WORK TO COMPLETE: Your task is to locate every line holding the string "algorithm" and to copy each of them.
START
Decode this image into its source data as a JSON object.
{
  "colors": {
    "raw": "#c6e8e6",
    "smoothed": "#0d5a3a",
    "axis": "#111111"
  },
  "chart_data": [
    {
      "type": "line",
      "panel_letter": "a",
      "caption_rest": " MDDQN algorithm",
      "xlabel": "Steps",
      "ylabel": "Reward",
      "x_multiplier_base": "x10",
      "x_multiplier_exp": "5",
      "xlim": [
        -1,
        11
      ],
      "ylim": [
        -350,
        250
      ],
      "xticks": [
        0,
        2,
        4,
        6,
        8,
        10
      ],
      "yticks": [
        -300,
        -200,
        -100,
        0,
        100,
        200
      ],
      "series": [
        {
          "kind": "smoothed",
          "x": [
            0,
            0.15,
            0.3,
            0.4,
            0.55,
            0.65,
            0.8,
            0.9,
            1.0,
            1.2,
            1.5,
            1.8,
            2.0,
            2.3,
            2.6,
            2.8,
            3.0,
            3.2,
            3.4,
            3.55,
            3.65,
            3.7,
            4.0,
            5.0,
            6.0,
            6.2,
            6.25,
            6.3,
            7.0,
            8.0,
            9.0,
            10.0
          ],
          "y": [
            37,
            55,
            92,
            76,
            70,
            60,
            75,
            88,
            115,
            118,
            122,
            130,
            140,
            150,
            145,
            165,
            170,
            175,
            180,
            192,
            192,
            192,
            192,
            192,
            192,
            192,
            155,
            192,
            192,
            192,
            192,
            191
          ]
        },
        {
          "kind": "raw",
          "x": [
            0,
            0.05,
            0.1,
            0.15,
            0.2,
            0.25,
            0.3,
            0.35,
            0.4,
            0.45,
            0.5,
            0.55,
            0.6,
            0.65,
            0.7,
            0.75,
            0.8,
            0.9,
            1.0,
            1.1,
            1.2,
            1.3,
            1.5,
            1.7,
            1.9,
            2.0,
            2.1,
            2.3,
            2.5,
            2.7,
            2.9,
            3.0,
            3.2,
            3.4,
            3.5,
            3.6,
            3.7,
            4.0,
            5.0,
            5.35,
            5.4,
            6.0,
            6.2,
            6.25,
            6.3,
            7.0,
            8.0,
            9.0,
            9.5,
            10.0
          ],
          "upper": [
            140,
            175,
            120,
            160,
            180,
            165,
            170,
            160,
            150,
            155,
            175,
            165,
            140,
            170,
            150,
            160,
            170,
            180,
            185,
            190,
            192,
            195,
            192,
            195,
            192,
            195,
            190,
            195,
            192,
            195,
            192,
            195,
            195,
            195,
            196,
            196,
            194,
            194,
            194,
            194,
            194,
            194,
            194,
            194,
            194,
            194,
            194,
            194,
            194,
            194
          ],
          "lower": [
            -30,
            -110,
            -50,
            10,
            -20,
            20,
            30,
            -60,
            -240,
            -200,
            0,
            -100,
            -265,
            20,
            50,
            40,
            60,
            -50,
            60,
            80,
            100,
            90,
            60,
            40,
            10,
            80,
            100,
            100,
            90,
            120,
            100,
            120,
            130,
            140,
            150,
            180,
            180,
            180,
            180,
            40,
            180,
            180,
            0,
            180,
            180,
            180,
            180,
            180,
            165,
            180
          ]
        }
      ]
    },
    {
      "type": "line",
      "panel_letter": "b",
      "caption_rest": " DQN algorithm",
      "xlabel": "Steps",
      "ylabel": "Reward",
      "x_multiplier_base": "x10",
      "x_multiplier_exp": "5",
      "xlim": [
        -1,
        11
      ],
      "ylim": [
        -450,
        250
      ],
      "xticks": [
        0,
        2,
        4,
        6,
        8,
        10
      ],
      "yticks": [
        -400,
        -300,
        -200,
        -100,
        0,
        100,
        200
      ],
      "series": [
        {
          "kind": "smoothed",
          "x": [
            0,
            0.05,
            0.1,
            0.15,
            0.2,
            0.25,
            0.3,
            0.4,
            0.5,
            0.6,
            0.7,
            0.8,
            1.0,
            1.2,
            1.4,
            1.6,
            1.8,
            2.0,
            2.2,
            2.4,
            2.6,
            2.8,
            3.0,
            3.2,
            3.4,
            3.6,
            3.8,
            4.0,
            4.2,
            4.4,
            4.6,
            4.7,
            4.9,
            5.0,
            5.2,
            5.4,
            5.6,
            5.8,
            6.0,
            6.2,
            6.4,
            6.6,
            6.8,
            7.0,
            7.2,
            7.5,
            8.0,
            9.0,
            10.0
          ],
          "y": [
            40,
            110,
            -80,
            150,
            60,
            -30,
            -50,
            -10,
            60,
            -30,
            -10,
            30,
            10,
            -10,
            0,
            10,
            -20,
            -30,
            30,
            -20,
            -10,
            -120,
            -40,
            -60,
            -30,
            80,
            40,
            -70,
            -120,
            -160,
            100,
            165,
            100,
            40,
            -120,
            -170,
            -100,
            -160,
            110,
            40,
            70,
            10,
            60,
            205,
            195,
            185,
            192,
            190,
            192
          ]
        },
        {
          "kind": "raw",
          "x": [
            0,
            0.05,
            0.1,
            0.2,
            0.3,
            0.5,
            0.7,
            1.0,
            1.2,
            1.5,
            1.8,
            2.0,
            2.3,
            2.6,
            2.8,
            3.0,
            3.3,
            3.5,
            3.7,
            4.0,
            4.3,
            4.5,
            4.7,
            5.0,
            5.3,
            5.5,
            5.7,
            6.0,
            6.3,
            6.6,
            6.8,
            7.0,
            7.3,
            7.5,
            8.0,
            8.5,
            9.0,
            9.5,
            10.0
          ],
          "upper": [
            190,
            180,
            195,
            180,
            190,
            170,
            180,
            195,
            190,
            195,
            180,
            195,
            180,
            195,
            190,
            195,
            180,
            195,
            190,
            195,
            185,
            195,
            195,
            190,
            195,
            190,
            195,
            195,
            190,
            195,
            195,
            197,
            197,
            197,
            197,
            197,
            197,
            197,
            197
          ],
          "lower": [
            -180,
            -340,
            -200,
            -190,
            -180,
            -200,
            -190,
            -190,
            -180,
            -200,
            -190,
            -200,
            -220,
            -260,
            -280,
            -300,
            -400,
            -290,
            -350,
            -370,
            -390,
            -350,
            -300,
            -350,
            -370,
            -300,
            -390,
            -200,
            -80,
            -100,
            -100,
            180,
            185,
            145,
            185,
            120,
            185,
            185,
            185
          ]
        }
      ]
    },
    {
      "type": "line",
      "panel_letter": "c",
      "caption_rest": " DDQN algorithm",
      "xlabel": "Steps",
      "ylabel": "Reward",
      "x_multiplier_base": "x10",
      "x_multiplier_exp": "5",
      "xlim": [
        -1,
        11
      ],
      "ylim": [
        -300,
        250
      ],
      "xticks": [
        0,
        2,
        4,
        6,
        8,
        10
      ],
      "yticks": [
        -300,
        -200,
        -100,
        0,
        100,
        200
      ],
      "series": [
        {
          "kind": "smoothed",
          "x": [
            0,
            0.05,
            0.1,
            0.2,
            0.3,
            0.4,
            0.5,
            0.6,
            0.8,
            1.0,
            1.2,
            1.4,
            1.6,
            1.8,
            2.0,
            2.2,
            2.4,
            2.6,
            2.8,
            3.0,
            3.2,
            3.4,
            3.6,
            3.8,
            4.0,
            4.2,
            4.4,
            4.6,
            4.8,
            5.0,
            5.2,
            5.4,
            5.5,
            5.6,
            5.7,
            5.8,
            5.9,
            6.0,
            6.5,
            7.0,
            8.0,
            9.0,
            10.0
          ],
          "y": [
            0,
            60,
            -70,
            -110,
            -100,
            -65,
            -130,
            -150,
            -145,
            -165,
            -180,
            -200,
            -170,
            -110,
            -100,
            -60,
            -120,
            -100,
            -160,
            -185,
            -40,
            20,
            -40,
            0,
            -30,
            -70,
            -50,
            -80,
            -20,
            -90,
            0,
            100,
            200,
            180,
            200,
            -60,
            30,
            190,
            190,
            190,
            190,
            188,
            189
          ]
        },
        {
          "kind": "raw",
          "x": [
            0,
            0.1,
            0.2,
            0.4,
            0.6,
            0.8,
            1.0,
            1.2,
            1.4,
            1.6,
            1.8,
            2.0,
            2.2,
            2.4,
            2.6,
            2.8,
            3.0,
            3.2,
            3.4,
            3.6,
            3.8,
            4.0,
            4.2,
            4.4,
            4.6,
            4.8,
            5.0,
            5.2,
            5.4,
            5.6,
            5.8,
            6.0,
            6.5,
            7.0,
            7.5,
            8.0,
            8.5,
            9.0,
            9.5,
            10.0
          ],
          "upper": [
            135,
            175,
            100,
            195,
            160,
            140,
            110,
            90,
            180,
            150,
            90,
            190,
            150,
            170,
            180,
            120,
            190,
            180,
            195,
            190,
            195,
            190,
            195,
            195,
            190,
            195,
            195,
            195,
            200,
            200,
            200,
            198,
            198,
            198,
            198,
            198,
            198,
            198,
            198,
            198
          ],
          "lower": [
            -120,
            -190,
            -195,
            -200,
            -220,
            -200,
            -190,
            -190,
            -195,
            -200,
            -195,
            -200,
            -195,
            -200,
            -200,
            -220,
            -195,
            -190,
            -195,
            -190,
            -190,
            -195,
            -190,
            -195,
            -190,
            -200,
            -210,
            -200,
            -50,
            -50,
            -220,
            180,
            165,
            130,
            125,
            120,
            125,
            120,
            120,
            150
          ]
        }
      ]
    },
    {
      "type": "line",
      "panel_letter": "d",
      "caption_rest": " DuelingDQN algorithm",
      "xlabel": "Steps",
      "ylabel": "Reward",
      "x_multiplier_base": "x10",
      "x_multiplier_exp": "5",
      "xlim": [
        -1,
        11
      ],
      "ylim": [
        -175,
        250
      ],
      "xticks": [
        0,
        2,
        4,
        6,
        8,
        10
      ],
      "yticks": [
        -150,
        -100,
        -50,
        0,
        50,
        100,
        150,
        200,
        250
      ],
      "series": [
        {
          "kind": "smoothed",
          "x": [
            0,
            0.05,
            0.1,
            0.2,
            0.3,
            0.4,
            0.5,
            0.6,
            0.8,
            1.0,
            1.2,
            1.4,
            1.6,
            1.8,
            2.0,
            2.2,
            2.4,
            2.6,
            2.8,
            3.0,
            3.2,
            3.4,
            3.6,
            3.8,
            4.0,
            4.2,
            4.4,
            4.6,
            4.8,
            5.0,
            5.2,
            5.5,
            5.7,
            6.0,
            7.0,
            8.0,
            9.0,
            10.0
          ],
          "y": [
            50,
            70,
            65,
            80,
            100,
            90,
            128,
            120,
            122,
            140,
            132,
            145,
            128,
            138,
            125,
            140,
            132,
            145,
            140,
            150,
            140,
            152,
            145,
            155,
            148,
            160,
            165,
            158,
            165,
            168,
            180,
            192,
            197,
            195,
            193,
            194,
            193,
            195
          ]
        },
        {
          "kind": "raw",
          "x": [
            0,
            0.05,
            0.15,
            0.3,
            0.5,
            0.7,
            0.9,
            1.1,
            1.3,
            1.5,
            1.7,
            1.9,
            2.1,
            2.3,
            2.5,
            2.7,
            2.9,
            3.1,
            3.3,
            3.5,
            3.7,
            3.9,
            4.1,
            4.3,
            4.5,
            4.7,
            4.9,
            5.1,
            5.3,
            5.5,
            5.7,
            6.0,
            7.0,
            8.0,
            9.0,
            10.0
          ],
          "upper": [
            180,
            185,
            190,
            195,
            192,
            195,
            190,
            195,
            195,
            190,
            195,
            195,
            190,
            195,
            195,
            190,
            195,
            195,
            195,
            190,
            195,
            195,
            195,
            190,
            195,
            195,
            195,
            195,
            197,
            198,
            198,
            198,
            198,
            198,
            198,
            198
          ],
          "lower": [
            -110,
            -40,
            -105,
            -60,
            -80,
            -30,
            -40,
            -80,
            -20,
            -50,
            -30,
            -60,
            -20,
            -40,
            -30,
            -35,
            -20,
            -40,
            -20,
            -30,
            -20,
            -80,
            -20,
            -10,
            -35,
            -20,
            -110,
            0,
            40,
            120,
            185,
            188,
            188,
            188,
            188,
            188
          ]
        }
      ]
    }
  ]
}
END
WRITTEN ANSWER:
      "caption_rest": " MDDQN algorithm",
      "caption_rest": " DQN algorithm",
      "caption_rest": " DDQN algorithm",
      "caption_rest": " DuelingDQN algorithm",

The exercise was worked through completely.